───── Data for the task

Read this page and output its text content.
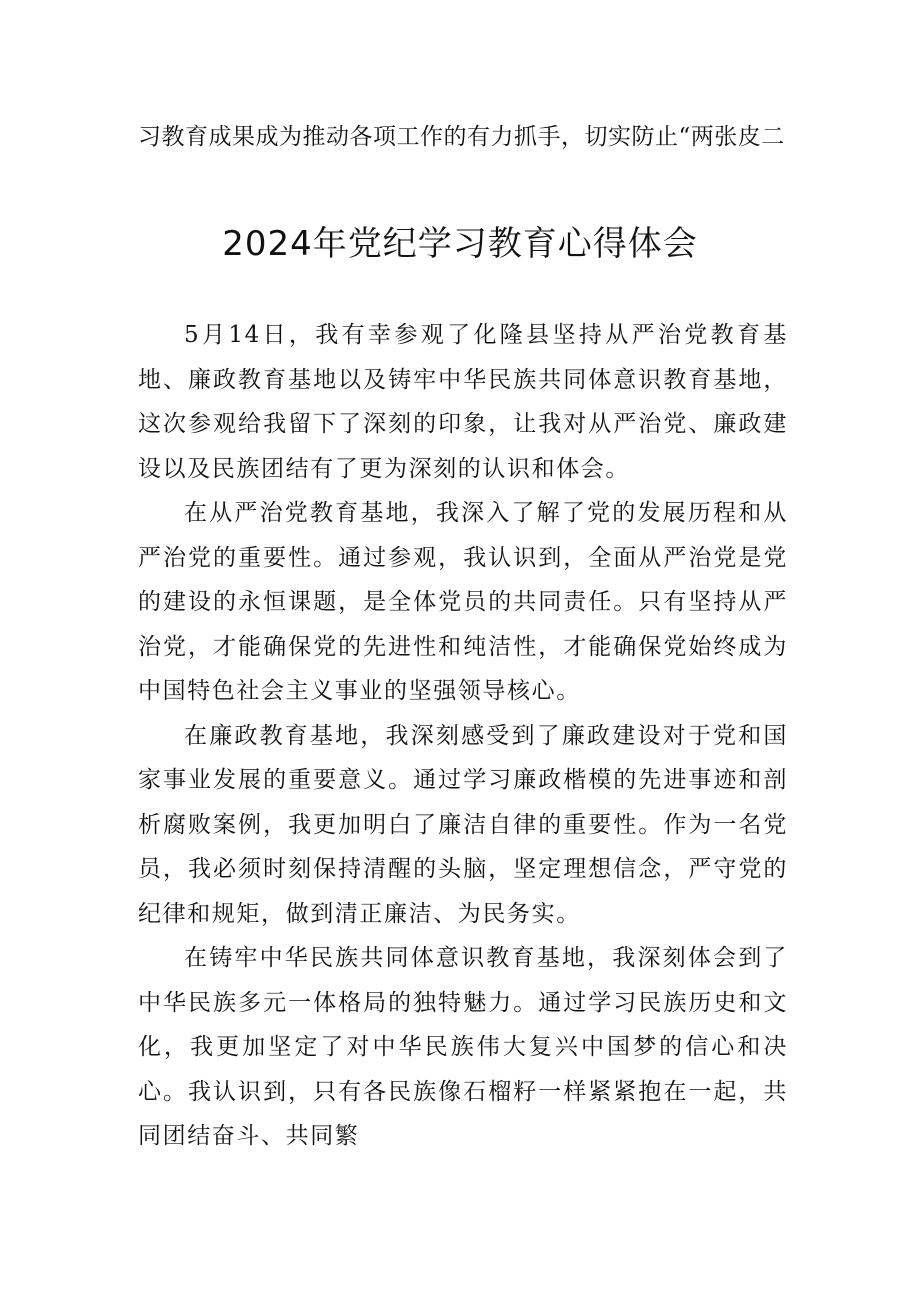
习教育成果成为推动各项工作的有力抓手，切实防止“两张皮二
2024年党纪学习教育心得体会

5月14日，我有幸参观了化隆县坚持从严治党教育基地、廉政教育基地以及铸牢中华民族共同体意识教育基地，这次参观给我留下了深刻的印象，让我对从严治党、廉政建设以及民族团结有了更为深刻的认识和体会。

在从严治党教育基地，我深入了解了党的发展历程和从严治党的重要性。通过参观，我认识到，全面从严治党是党的建设的永恒课题，是全体党员的共同责任。只有坚持从严治党，才能确保党的先进性和纯洁性，才能确保党始终成为中国特色社会主义事业的坚强领导核心。

在廉政教育基地，我深刻感受到了廉政建设对于党和国家事业发展的重要意义。通过学习廉政楷模的先进事迹和剖析腐败案例，我更加明白了廉洁自律的重要性。作为一名党员，我必须时刻保持清醒的头脑，坚定理想信念，严守党的纪律和规矩，做到清正廉洁、为民务实。

在铸牢中华民族共同体意识教育基地，我深刻体会到了中华民族多元一体格局的独特魅力。通过学习民族历史和文化，我更加坚定了对中华民族伟大复兴中国梦的信心和决心。我认识到，只有各民族像石榴籽一样紧紧抱在一起，共同团结奋斗、共同繁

──────────

◆ **What to produce**: Locate all lines that include the word "我认识到" and copy them out.

◆ **Written response**:
在从严治党教育基地，我深入了解了党的发展历程和从严治党的重要性。通过参观，我认识到，全面从严治党是党的建设的永恒课题，是全体党员的共同责任。只有坚持从严治党，才能确保党的先进性和纯洁性，才能确保党始终成为中国特色社会主义事业的坚强领导核心。
在铸牢中华民族共同体意识教育基地，我深刻体会到了中华民族多元一体格局的独特魅力。通过学习民族历史和文化，我更加坚定了对中华民族伟大复兴中国梦的信心和决心。我认识到，只有各民族像石榴籽一样紧紧抱在一起，共同团结奋斗、共同繁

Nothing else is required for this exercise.